_DATASET EXTRACT_.

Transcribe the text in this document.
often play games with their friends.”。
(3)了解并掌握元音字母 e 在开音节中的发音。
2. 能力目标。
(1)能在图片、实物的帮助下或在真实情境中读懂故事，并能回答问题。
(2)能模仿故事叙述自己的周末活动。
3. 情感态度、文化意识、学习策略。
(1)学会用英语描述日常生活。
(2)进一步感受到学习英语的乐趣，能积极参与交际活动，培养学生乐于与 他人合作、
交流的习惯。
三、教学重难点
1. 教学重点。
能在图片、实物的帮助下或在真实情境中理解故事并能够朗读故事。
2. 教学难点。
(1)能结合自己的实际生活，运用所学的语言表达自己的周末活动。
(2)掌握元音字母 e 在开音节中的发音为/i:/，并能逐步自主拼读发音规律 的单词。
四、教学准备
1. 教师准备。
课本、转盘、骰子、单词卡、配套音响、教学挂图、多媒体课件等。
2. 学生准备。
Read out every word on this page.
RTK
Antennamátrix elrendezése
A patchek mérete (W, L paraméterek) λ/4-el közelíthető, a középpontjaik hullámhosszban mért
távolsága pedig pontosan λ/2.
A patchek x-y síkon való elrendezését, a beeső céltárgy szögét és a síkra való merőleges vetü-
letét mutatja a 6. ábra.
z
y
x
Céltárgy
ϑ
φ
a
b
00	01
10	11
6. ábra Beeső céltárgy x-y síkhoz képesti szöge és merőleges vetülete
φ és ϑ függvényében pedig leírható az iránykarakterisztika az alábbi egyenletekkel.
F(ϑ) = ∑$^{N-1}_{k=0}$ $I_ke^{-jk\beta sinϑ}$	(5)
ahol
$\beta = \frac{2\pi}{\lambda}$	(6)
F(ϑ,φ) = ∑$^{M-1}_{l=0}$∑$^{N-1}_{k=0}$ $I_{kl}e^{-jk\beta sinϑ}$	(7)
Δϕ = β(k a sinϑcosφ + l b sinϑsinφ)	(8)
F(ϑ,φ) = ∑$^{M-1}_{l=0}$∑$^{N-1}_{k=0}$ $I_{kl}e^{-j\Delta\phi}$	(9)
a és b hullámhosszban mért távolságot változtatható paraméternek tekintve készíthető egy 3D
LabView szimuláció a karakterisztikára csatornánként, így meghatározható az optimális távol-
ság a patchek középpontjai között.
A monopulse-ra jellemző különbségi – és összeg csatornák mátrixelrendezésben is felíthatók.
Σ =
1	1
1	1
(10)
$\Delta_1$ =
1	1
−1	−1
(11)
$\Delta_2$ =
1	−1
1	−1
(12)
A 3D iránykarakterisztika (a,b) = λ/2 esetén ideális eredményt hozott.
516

_SHORT PROBLEM_.
Repeat every record, keeping each word and mark exactly as it is.

_TASK RESPONSE_.
Transcribe the text in this document.
often play games with their friends.”。
(3)了解并掌握元音字母 e 在开音节中的发音。
2. 能力目标。
(1)能在图片、实物的帮助下或在真实情境中读懂故事，并能回答问题。
(2)能模仿故事叙述自己的周末活动。
3. 情感态度、文化意识、学习策略。
(1)学会用英语描述日常生活。
(2)进一步感受到学习英语的乐趣，能积极参与交际活动，培养学生乐于与 他人合作、
交流的习惯。
三、教学重难点
1. 教学重点。
能在图片、实物的帮助下或在真实情境中理解故事并能够朗读故事。
2. 教学难点。
(1)能结合自己的实际生活，运用所学的语言表达自己的周末活动。
(2)掌握元音字母 e 在开音节中的发音为/i:/，并能逐步自主拼读发音规律 的单词。
四、教学准备
1. 教师准备。
课本、转盘、骰子、单词卡、配套音响、教学挂图、多媒体课件等。
2. 学生准备。
Read out every word on this page.
RTK
Antennamátrix elrendezése
A patchek mérete (W, L paraméterek) λ/4-el közelíthető, a középpontjaik hullámhosszban mért
távolsága pedig pontosan λ/2.
A patchek x-y síkon való elrendezését, a beeső céltárgy szögét és a síkra való merőleges vetü-
letét mutatja a 6. ábra.
z
y
x
Céltárgy
ϑ
φ
a
b
00	01
10	11
6. ábra Beeső céltárgy x-y síkhoz képesti szöge és merőleges vetülete
φ és ϑ függvényében pedig leírható az iránykarakterisztika az alábbi egyenletekkel.
F(ϑ) = ∑$^{N-1}_{k=0}$ $I_ke^{-jk\beta sinϑ}$	(5)
ahol
$\beta = \frac{2\pi}{\lambda}$	(6)
F(ϑ,φ) = ∑$^{M-1}_{l=0}$∑$^{N-1}_{k=0}$ $I_{kl}e^{-jk\beta sinϑ}$	(7)
Δϕ = β(k a sinϑcosφ + l b sinϑsinφ)	(8)
F(ϑ,φ) = ∑$^{M-1}_{l=0}$∑$^{N-1}_{k=0}$ $I_{kl}e^{-j\Delta\phi}$	(9)
a és b hullámhosszban mért távolságot változtatható paraméternek tekintve készíthető egy 3D
LabView szimuláció a karakterisztikára csatornánként, így meghatározható az optimális távol-
ság a patchek középpontjai között.
A monopulse-ra jellemző különbségi – és összeg csatornák mátrixelrendezésben is felíthatók.
Σ =
1	1
1	1
(10)
$\Delta_1$ =
1	1
−1	−1
(11)
$\Delta_2$ =
1	−1
1	−1
(12)
A 3D iránykarakterisztika (a,b) = λ/2 esetén ideális eredményt hozott.
516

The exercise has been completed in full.